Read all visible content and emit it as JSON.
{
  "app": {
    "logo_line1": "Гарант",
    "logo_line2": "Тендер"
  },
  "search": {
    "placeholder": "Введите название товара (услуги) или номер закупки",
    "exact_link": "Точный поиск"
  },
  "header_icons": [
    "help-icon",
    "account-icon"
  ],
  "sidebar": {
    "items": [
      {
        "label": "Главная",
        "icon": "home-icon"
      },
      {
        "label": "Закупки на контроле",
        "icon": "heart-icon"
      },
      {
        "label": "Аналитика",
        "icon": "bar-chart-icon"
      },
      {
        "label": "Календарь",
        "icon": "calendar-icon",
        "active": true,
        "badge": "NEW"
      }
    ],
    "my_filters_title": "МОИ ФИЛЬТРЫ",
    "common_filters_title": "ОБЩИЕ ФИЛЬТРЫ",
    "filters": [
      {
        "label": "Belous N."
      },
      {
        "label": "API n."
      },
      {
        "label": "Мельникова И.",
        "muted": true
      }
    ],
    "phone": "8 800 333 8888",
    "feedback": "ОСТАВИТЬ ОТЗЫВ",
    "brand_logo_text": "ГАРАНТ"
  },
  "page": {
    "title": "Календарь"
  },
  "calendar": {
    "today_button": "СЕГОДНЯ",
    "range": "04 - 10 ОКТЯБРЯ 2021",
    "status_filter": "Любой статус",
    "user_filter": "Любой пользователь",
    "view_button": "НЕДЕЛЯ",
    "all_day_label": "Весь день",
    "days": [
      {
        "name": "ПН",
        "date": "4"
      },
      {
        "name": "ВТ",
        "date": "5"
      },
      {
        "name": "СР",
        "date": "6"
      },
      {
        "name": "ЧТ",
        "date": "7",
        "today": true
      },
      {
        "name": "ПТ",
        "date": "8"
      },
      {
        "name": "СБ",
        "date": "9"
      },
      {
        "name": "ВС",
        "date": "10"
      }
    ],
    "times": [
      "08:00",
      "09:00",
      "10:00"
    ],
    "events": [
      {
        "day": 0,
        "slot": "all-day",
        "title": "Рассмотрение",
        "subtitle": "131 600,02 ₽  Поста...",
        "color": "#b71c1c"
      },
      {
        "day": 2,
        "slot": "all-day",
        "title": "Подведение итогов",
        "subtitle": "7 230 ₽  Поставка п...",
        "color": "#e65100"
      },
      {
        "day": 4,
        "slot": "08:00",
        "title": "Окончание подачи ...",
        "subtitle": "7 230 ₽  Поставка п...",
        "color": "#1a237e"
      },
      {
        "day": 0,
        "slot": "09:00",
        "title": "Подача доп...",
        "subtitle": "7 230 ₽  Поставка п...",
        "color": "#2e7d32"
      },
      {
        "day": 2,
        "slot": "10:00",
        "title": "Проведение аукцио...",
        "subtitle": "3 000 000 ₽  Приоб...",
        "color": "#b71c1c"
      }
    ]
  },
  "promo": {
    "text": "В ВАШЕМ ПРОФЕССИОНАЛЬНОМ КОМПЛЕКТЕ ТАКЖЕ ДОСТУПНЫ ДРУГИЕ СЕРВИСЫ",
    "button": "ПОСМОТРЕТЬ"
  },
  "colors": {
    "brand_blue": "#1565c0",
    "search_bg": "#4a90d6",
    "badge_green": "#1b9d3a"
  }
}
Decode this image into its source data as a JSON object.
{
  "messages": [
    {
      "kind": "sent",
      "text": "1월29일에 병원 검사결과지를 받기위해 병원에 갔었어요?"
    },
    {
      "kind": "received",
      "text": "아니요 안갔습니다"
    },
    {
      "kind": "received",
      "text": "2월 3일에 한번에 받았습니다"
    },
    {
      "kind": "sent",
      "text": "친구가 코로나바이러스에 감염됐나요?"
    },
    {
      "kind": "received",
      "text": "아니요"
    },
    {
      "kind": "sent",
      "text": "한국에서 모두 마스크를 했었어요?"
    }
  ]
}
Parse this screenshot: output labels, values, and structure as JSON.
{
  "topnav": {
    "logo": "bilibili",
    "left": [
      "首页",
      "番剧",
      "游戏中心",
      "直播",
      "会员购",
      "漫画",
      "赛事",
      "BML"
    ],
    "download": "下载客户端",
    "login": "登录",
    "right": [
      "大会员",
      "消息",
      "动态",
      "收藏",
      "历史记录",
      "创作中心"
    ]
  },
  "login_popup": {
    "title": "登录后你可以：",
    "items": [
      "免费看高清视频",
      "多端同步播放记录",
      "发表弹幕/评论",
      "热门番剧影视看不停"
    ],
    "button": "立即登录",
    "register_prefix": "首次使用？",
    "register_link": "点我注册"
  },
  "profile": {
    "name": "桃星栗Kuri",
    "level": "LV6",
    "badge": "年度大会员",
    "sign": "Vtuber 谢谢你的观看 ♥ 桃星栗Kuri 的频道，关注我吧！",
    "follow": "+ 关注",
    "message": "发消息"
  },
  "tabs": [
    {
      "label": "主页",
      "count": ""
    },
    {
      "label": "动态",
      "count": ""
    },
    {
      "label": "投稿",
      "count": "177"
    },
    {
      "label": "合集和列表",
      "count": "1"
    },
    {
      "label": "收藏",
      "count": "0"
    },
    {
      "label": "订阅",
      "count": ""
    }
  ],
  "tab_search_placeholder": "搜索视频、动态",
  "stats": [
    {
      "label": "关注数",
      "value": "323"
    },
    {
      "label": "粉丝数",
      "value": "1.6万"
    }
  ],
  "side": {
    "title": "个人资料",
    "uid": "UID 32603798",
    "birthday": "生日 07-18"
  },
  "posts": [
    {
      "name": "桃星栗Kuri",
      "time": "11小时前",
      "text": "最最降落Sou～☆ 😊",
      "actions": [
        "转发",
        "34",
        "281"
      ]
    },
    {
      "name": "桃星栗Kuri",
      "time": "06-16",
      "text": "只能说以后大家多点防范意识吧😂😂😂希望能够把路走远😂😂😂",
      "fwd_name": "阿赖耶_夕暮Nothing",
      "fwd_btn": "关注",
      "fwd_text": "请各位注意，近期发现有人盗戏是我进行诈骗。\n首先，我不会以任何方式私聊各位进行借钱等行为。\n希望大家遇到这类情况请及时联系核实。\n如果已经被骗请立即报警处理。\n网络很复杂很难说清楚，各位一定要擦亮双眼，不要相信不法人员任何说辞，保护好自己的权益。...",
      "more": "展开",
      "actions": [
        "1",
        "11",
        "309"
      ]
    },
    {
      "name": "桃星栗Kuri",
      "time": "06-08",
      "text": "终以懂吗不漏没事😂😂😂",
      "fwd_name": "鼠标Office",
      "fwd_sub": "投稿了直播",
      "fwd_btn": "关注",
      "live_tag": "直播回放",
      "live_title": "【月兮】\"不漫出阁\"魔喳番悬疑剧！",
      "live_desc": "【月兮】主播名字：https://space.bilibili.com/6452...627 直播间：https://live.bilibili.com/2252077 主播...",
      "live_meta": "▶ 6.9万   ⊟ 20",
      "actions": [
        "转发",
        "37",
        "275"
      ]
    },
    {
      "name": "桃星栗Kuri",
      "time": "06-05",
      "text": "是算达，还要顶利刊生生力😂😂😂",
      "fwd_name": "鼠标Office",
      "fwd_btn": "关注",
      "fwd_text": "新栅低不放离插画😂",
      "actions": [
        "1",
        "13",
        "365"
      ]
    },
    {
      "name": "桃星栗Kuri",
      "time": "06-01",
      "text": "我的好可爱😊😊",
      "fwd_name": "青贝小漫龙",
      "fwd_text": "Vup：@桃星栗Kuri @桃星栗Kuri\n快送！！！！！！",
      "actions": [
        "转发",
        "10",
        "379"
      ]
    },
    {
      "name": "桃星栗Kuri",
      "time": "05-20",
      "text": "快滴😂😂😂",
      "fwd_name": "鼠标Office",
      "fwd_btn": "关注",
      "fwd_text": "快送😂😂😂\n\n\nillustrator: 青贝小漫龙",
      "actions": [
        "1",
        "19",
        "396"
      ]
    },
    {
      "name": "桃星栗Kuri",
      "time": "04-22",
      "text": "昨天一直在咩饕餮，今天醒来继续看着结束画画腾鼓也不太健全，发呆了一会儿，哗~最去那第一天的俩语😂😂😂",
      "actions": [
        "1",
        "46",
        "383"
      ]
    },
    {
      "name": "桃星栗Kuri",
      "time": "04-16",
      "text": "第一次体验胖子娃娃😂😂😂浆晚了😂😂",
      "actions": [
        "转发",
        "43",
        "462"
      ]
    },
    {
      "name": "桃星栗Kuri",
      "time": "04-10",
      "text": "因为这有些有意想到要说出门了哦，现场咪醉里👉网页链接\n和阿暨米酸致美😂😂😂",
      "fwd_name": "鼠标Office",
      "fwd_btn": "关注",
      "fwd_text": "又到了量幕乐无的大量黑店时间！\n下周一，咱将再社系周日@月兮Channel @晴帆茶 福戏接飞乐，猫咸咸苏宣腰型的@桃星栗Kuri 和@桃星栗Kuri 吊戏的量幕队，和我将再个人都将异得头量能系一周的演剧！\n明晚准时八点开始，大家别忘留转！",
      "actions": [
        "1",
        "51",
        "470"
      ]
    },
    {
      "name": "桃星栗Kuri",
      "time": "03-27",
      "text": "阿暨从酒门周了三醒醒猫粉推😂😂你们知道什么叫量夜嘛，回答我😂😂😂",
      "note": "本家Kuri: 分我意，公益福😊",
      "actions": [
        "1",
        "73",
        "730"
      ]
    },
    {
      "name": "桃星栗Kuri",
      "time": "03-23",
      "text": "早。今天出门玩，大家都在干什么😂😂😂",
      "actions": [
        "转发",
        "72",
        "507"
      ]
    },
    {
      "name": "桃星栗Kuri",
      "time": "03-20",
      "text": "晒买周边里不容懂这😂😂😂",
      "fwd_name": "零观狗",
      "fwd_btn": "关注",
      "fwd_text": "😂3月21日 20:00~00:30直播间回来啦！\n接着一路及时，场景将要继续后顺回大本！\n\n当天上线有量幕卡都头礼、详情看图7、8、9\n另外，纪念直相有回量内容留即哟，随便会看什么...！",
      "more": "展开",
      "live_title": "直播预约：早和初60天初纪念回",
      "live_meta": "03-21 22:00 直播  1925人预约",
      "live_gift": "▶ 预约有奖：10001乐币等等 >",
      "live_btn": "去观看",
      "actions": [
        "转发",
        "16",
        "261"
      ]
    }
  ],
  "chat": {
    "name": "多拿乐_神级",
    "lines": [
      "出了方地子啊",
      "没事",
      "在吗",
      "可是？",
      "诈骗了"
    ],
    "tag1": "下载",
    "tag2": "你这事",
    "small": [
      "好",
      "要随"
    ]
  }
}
- - -
● **Given instruction**
Find the string "Любой" in the listing and return every line that holds it.

● **Answer below**
    "status_filter": "Любой статус",
    "user_filter": "Любой пользователь",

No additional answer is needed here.